PROBLEM STATEMENT: Restate the data word for word and leave the images out.

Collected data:

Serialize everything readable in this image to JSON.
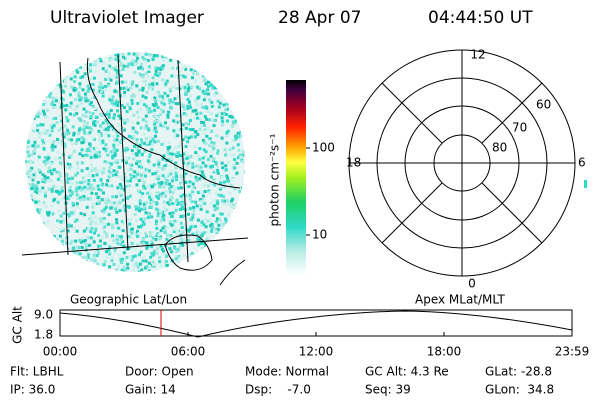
{
  "header": {
    "title": "Ultraviolet Imager",
    "date": "28 Apr 07",
    "time": "04:44:50 UT"
  },
  "colorbar": {
    "label": "photon cm⁻²s⁻¹",
    "ticks": [
      "100",
      "10"
    ]
  },
  "polar": {
    "labels": {
      "top": "12",
      "left": "18",
      "right": "6",
      "bottom": "0",
      "ring60": "60",
      "ring70": "70",
      "ring80": "80"
    }
  },
  "timeline": {
    "left_label": "Geographic Lat/Lon",
    "right_label": "Apex MLat/MLT",
    "y_label": "GC Alt",
    "y_ticks": [
      "9.0",
      "1.8"
    ],
    "x_ticks": [
      "00:00",
      "06:00",
      "12:00",
      "18:00",
      "23:59"
    ]
  },
  "status": {
    "rows": [
      [
        "Flt: LBHL",
        "Door: Open",
        "Mode: Normal",
        "GC Alt: 4.3 Re",
        "GLat: -28.8"
      ],
      [
        "IP: 36.0",
        "Gain: 14",
        "Dsp:    -7.0",
        "Seq: 39",
        "GLon:  34.8"
      ]
    ]
  }
}
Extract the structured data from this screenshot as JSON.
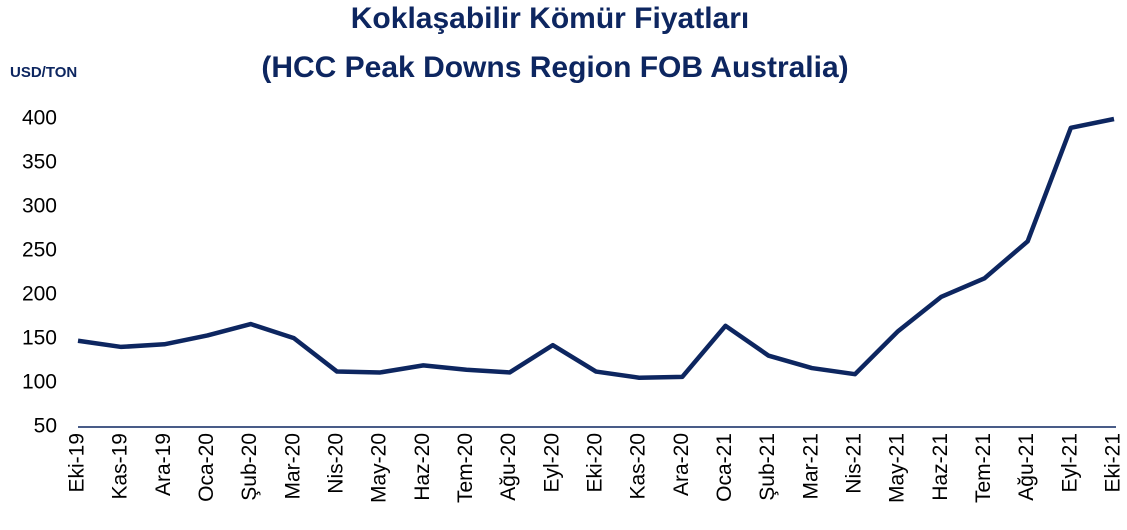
{
  "chart_data": {
    "type": "line",
    "title": [
      "Koklaşabilir Kömür Fiyatları",
      "(HCC Peak Downs Region FOB Australia)"
    ],
    "y_axis_label": "USD/TON",
    "categories": [
      "Eki-19",
      "Kas-19",
      "Ara-19",
      "Oca-20",
      "Şub-20",
      "Mar-20",
      "Nis-20",
      "May-20",
      "Haz-20",
      "Tem-20",
      "Ağu-20",
      "Eyl-20",
      "Eki-20",
      "Kas-20",
      "Ara-20",
      "Oca-21",
      "Şub-21",
      "Mar-21",
      "Nis-21",
      "May-21",
      "Haz-21",
      "Tem-21",
      "Ağu-21",
      "Eyl-21",
      "Eki-21"
    ],
    "series": [
      {
        "color": "#0d2660",
        "values": [
          148,
          141,
          144,
          154,
          167,
          151,
          113,
          112,
          120,
          115,
          112,
          143,
          113,
          106,
          107,
          165,
          131,
          117,
          110,
          159,
          198,
          219,
          261,
          390,
          400
        ]
      }
    ],
    "ylim": [
      50,
      400
    ],
    "yticks": [
      50,
      100,
      150,
      200,
      250,
      300,
      350,
      400
    ],
    "grid": false
  }
}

SOLUTION TO THIS TASK:
Serialize everything readable in this image to JSON.
{
  "header": {
    "title": "Ultraviolet Imager",
    "date": "28 Apr 07",
    "time": "04:44:50 UT"
  },
  "colorbar": {
    "label": "photon cm⁻²s⁻¹",
    "ticks": [
      "100",
      "10"
    ]
  },
  "polar": {
    "labels": {
      "top": "12",
      "left": "18",
      "right": "6",
      "bottom": "0",
      "ring60": "60",
      "ring70": "70",
      "ring80": "80"
    }
  },
  "timeline": {
    "left_label": "Geographic Lat/Lon",
    "right_label": "Apex MLat/MLT",
    "y_label": "GC Alt",
    "y_ticks": [
      "9.0",
      "1.8"
    ],
    "x_ticks": [
      "00:00",
      "06:00",
      "12:00",
      "18:00",
      "23:59"
    ]
  },
  "status": {
    "rows": [
      [
        "Flt: LBHL",
        "Door: Open",
        "Mode: Normal",
        "GC Alt: 4.3 Re",
        "GLat: -28.8"
      ],
      [
        "IP: 36.0",
        "Gain: 14",
        "Dsp:    -7.0",
        "Seq: 39",
        "GLon:  34.8"
      ]
    ]
  }
}
Extract the structured data from this screenshot as JSON.
{
  "chart_data": {
    "type": "line",
    "title": [
      "Koklaşabilir Kömür Fiyatları",
      "(HCC Peak Downs Region FOB Australia)"
    ],
    "y_axis_label": "USD/TON",
    "categories": [
      "Eki-19",
      "Kas-19",
      "Ara-19",
      "Oca-20",
      "Şub-20",
      "Mar-20",
      "Nis-20",
      "May-20",
      "Haz-20",
      "Tem-20",
      "Ağu-20",
      "Eyl-20",
      "Eki-20",
      "Kas-20",
      "Ara-20",
      "Oca-21",
      "Şub-21",
      "Mar-21",
      "Nis-21",
      "May-21",
      "Haz-21",
      "Tem-21",
      "Ağu-21",
      "Eyl-21",
      "Eki-21"
    ],
    "series": [
      {
        "color": "#0d2660",
        "values": [
          148,
          141,
          144,
          154,
          167,
          151,
          113,
          112,
          120,
          115,
          112,
          143,
          113,
          106,
          107,
          165,
          131,
          117,
          110,
          159,
          198,
          219,
          261,
          390,
          400
        ]
      }
    ],
    "ylim": [
      50,
      400
    ],
    "yticks": [
      50,
      100,
      150,
      200,
      250,
      300,
      350,
      400
    ],
    "grid": false
  }
}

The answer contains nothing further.